__GIVEN REQUEST__.
Find each line with the word "doctor" and copy it.
── RECORDS TO USE
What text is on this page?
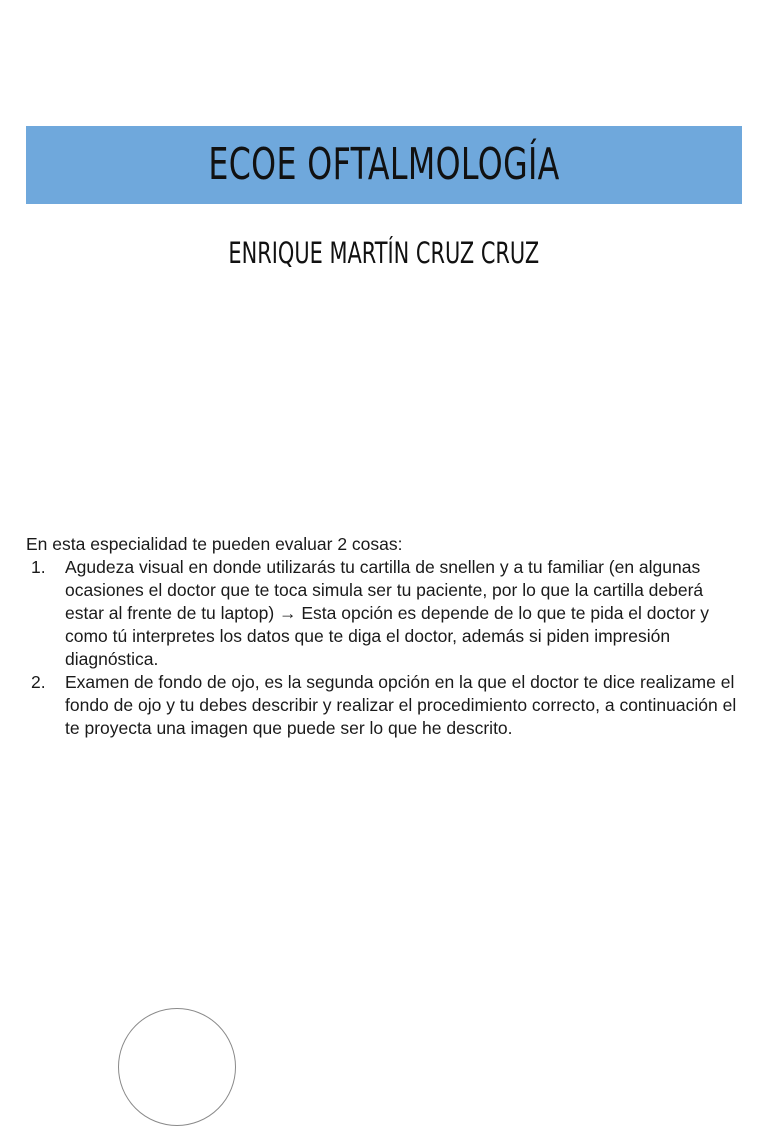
ECOE OFTALMOLOGÍA
ENRIQUE MARTÍN CRUZ CRUZ

En esta especialidad te pueden evaluar 2 cosas:

1.	Agudeza visual en donde utilizarás tu cartilla de snellen y a tu familiar (en algunas ocasiones el doctor que te toca simula ser tu paciente, por lo que la cartilla deberá estar al frente de tu laptop) → Esta opción es depende de lo que te pida el doctor y como tú interpretes los datos que te diga el doctor, además si piden impresión diagnóstica.
2.	Examen de fondo de ojo, es la segunda opción en la que el doctor te dice realizame el fondo de ojo y tu debes describir y realizar el procedimiento correcto, a continuación el te proyecta una imagen que puede ser lo que he descrito.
────
__PROBLEM SOLUTION__.
1.	Agudeza visual en donde utilizarás tu cartilla de snellen y a tu familiar (en algunas ocasiones el doctor que te toca simula ser tu paciente, por lo que la cartilla deberá estar al frente de tu laptop) → Esta opción es depende de lo que te pida el doctor y como tú interpretes los datos que te diga el doctor, además si piden impresión diagnóstica.
2.	Examen de fondo de ojo, es la segunda opción en la que el doctor te dice realizame el fondo de ojo y tu debes describir y realizar el procedimiento correcto, a continuación el te proyecta una imagen que puede ser lo que he descrito.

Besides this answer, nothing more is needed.